## Begin LISTED RECORDS
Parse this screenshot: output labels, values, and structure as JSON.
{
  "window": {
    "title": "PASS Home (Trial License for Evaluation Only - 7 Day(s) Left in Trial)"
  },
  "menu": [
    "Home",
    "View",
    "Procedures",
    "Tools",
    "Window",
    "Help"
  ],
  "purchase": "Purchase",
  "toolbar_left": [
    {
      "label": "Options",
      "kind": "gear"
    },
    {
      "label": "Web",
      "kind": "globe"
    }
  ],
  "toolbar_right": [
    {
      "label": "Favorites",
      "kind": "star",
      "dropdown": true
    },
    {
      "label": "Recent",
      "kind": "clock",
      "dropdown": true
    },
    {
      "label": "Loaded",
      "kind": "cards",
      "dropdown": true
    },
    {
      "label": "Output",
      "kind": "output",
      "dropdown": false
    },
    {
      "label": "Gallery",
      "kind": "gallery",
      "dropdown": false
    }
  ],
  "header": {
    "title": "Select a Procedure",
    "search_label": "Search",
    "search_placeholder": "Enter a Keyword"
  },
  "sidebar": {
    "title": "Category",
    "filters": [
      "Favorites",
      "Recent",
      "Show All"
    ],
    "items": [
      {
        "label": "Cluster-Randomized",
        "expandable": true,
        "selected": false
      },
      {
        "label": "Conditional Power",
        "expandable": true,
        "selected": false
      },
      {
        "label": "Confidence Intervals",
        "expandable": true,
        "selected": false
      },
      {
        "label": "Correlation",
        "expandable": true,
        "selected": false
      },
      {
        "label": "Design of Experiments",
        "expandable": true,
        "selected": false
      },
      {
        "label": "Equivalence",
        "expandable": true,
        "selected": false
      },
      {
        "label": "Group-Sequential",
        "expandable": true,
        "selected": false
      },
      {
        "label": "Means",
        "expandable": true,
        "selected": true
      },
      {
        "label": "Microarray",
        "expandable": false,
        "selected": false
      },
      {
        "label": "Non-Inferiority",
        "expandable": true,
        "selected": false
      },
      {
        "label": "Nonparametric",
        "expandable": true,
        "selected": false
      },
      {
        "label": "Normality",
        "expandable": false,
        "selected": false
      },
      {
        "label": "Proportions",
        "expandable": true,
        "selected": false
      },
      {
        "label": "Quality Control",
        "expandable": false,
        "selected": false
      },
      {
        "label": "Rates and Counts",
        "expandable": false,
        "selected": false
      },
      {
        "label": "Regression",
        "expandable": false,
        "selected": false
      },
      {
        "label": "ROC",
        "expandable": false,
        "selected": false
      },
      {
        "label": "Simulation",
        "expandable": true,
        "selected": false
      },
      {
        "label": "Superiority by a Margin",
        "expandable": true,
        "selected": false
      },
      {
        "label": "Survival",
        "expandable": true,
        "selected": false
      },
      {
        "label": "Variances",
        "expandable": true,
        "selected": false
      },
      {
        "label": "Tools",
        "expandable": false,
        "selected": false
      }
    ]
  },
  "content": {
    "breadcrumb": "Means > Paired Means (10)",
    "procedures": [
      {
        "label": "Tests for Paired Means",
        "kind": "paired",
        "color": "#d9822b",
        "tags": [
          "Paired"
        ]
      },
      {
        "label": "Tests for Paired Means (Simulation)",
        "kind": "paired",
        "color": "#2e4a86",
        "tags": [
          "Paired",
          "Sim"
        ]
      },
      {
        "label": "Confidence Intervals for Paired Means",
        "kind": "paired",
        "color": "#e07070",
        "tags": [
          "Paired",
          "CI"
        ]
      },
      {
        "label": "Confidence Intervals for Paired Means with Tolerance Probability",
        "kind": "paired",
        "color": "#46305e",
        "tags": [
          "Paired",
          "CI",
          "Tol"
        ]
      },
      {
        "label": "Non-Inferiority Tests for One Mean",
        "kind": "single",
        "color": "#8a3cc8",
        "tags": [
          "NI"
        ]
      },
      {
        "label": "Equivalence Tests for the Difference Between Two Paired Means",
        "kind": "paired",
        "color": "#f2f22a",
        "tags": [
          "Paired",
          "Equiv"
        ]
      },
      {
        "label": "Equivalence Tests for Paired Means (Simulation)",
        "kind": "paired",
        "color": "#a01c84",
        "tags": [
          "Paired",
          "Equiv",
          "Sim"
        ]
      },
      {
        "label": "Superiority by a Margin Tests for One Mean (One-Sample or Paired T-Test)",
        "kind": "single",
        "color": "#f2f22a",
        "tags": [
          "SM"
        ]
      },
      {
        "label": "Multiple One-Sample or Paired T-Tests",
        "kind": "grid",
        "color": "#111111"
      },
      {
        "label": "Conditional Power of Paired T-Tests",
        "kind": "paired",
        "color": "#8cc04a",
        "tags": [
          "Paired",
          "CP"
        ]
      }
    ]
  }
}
## End LISTED RECORDS
> **YOUR INSTRUCTIONS**
Give the material above again, word for word.

> **SOLVED EXERCISE**
Parse this screenshot: output labels, values, and structure as JSON.
{
  "window": {
    "title": "PASS Home (Trial License for Evaluation Only - 7 Day(s) Left in Trial)"
  },
  "menu": [
    "Home",
    "View",
    "Procedures",
    "Tools",
    "Window",
    "Help"
  ],
  "purchase": "Purchase",
  "toolbar_left": [
    {
      "label": "Options",
      "kind": "gear"
    },
    {
      "label": "Web",
      "kind": "globe"
    }
  ],
  "toolbar_right": [
    {
      "label": "Favorites",
      "kind": "star",
      "dropdown": true
    },
    {
      "label": "Recent",
      "kind": "clock",
      "dropdown": true
    },
    {
      "label": "Loaded",
      "kind": "cards",
      "dropdown": true
    },
    {
      "label": "Output",
      "kind": "output",
      "dropdown": false
    },
    {
      "label": "Gallery",
      "kind": "gallery",
      "dropdown": false
    }
  ],
  "header": {
    "title": "Select a Procedure",
    "search_label": "Search",
    "search_placeholder": "Enter a Keyword"
  },
  "sidebar": {
    "title": "Category",
    "filters": [
      "Favorites",
      "Recent",
      "Show All"
    ],
    "items": [
      {
        "label": "Cluster-Randomized",
        "expandable": true,
        "selected": false
      },
      {
        "label": "Conditional Power",
        "expandable": true,
        "selected": false
      },
      {
        "label": "Confidence Intervals",
        "expandable": true,
        "selected": false
      },
      {
        "label": "Correlation",
        "expandable": true,
        "selected": false
      },
      {
        "label": "Design of Experiments",
        "expandable": true,
        "selected": false
      },
      {
        "label": "Equivalence",
        "expandable": true,
        "selected": false
      },
      {
        "label": "Group-Sequential",
        "expandable": true,
        "selected": false
      },
      {
        "label": "Means",
        "expandable": true,
        "selected": true
      },
      {
        "label": "Microarray",
        "expandable": false,
        "selected": false
      },
      {
        "label": "Non-Inferiority",
        "expandable": true,
        "selected": false
      },
      {
        "label": "Nonparametric",
        "expandable": true,
        "selected": false
      },
      {
        "label": "Normality",
        "expandable": false,
        "selected": false
      },
      {
        "label": "Proportions",
        "expandable": true,
        "selected": false
      },
      {
        "label": "Quality Control",
        "expandable": false,
        "selected": false
      },
      {
        "label": "Rates and Counts",
        "expandable": false,
        "selected": false
      },
      {
        "label": "Regression",
        "expandable": false,
        "selected": false
      },
      {
        "label": "ROC",
        "expandable": false,
        "selected": false
      },
      {
        "label": "Simulation",
        "expandable": true,
        "selected": false
      },
      {
        "label": "Superiority by a Margin",
        "expandable": true,
        "selected": false
      },
      {
        "label": "Survival",
        "expandable": true,
        "selected": false
      },
      {
        "label": "Variances",
        "expandable": true,
        "selected": false
      },
      {
        "label": "Tools",
        "expandable": false,
        "selected": false
      }
    ]
  },
  "content": {
    "breadcrumb": "Means > Paired Means (10)",
    "procedures": [
      {
        "label": "Tests for Paired Means",
        "kind": "paired",
        "color": "#d9822b",
        "tags": [
          "Paired"
        ]
      },
      {
        "label": "Tests for Paired Means (Simulation)",
        "kind": "paired",
        "color": "#2e4a86",
        "tags": [
          "Paired",
          "Sim"
        ]
      },
      {
        "label": "Confidence Intervals for Paired Means",
        "kind": "paired",
        "color": "#e07070",
        "tags": [
          "Paired",
          "CI"
        ]
      },
      {
        "label": "Confidence Intervals for Paired Means with Tolerance Probability",
        "kind": "paired",
        "color": "#46305e",
        "tags": [
          "Paired",
          "CI",
          "Tol"
        ]
      },
      {
        "label": "Non-Inferiority Tests for One Mean",
        "kind": "single",
        "color": "#8a3cc8",
        "tags": [
          "NI"
        ]
      },
      {
        "label": "Equivalence Tests for the Difference Between Two Paired Means",
        "kind": "paired",
        "color": "#f2f22a",
        "tags": [
          "Paired",
          "Equiv"
        ]
      },
      {
        "label": "Equivalence Tests for Paired Means (Simulation)",
        "kind": "paired",
        "color": "#a01c84",
        "tags": [
          "Paired",
          "Equiv",
          "Sim"
        ]
      },
      {
        "label": "Superiority by a Margin Tests for One Mean (One-Sample or Paired T-Test)",
        "kind": "single",
        "color": "#f2f22a",
        "tags": [
          "SM"
        ]
      },
      {
        "label": "Multiple One-Sample or Paired T-Tests",
        "kind": "grid",
        "color": "#111111"
      },
      {
        "label": "Conditional Power of Paired T-Tests",
        "kind": "paired",
        "color": "#8cc04a",
        "tags": [
          "Paired",
          "CP"
        ]
      }
    ]
  }
}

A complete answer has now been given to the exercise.